All entries below need to be written out exactly, but without their pictures.

(Saved data entries)

[start]

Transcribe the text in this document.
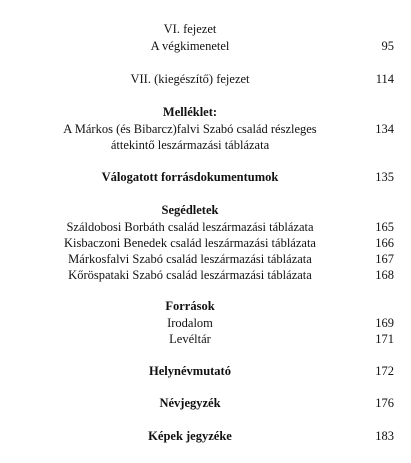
VI. fejezet
A végkimenetel	95
VII. (kiegészítő) fejezet	114
Melléklet:
A Márkos (és Bibarcz)falvi Szabó család részleges	134
áttekintő leszármazási táblázata
Válogatott forrásdokumentumok	135
Segédletek
Száldobosi Borbáth család leszármazási táblázata	165
Kisbaczoni Benedek család leszármazási táblázata	166
Márkosfalvi Szabó család leszármazási táblázata	167
Kőröspataki Szabó család leszármazási táblázata	168
Források
Irodalom	169
Levéltár	171
Helynévmutató	172
Névjegyzék	176
Képek jegyzéke	183
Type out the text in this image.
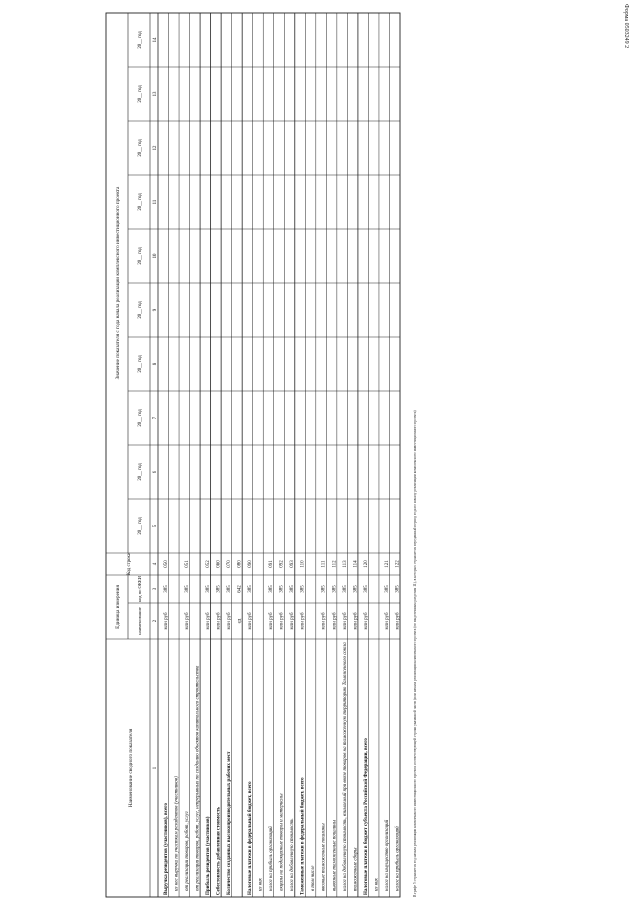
Наименование сводного показателя
Единица измерения	наименование
код по ОКЕИ
Код строки
Значение показателя с года начала реализации комплексного инвестиционного проекта
20__ год
20__ год
20__ год
20__ год
20__ год
20__ год
20__ год
20__ год
20__ год
20__ год
1
2
3
4
5
6
7
8
9
10
11
12
13
14
Выручка резидентов (участников), всего
млн руб
385
050
из нее выручка по участкам резидентов (участников) от реализации товаров, работ, услуг
млн руб
385
051
от реализации товаров, работ, услуг, непрерывных по созданию объектов капитального строительства Прибыль резидентов (участников)
млн руб
385
052
Себестоимость добавленная стоимость
млн руб
385
060
Количество созданных высокопроизводительных рабочих мест
млн руб
385
070
ед
642
080
Налоговые платежи в федеральный бюджет, всего
млн руб
385
090
из них налог на прибыль организаций
млн руб
385
091
акцизы на подакцизные товары и материалы
млн руб
385
092
налог на добавленную стоимость
млн руб
385
093
Таможенные платежи в федеральный бюджет, всего
млн руб
385
110
в том числе ввозные таможенные пошлины
млн руб
385
111
вывозные таможенные пошлины
млн руб
385
112
налог на добавленную стоимость, взимаемый при ввозе товаров на таможенную территорию Таможенного союза
млн руб
385
113
таможенные сборы
млн руб
385
114
Налоговые платежи в бюджет субъекта Российской Федерации, всего
млн руб
385
120
из них налог на имущество организаций
млн руб
385
121
налог на прибыль организаций
млн руб
385
122	В графе 5 отражается год начала реализации комплексного инвестиционного проекта соответствующей строки указанной части (или начала реализации комплексного проекта (по выделенным разделам 11), в которых отражается переданный период года по началу реализации комплексного инвестиционного проекта)
Форма 0503249 2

[end]

» Exercise output
Transcribe the text in this document.
VI. fejezet
A végkimenetel	95
VII. (kiegészítő) fejezet	114
Melléklet:
A Márkos (és Bibarcz)falvi Szabó család részleges	134
áttekintő leszármazási táblázata
Válogatott forrásdokumentumok	135
Segédletek
Száldobosi Borbáth család leszármazási táblázata	165
Kisbaczoni Benedek család leszármazási táblázata	166
Márkosfalvi Szabó család leszármazási táblázata	167
Kőröspataki Szabó család leszármazási táblázata	168
Források
Irodalom	169
Levéltár	171
Helynévmutató	172
Névjegyzék	176
Képek jegyzéke	183
Type out the text in this image.
Наименование сводного показателя
Единица измерения	наименование
код по ОКЕИ
Код строки
Значение показателя с года начала реализации комплексного инвестиционного проекта
20__ год
20__ год
20__ год
20__ год
20__ год
20__ год
20__ год
20__ год
20__ год
20__ год
1
2
3
4
5
6
7
8
9
10
11
12
13
14
Выручка резидентов (участников), всего
млн руб
385
050
из нее выручка по участкам резидентов (участников) от реализации товаров, работ, услуг
млн руб
385
051
от реализации товаров, работ, услуг, непрерывных по созданию объектов капитального строительства Прибыль резидентов (участников)
млн руб
385
052
Себестоимость добавленная стоимость
млн руб
385
060
Количество созданных высокопроизводительных рабочих мест
млн руб
385
070
ед
642
080
Налоговые платежи в федеральный бюджет, всего
млн руб
385
090
из них налог на прибыль организаций
млн руб
385
091
акцизы на подакцизные товары и материалы
млн руб
385
092
налог на добавленную стоимость
млн руб
385
093
Таможенные платежи в федеральный бюджет, всего
млн руб
385
110
в том числе ввозные таможенные пошлины
млн руб
385
111
вывозные таможенные пошлины
млн руб
385
112
налог на добавленную стоимость, взимаемый при ввозе товаров на таможенную территорию Таможенного союза
млн руб
385
113
таможенные сборы
млн руб
385
114
Налоговые платежи в бюджет субъекта Российской Федерации, всего
млн руб
385
120
из них налог на имущество организаций
млн руб
385
121
налог на прибыль организаций
млн руб
385
122	В графе 5 отражается год начала реализации комплексного инвестиционного проекта соответствующей строки указанной части (или начала реализации комплексного проекта (по выделенным разделам 11), в которых отражается переданный период года по началу реализации комплексного инвестиционного проекта)
Форма 0503249 2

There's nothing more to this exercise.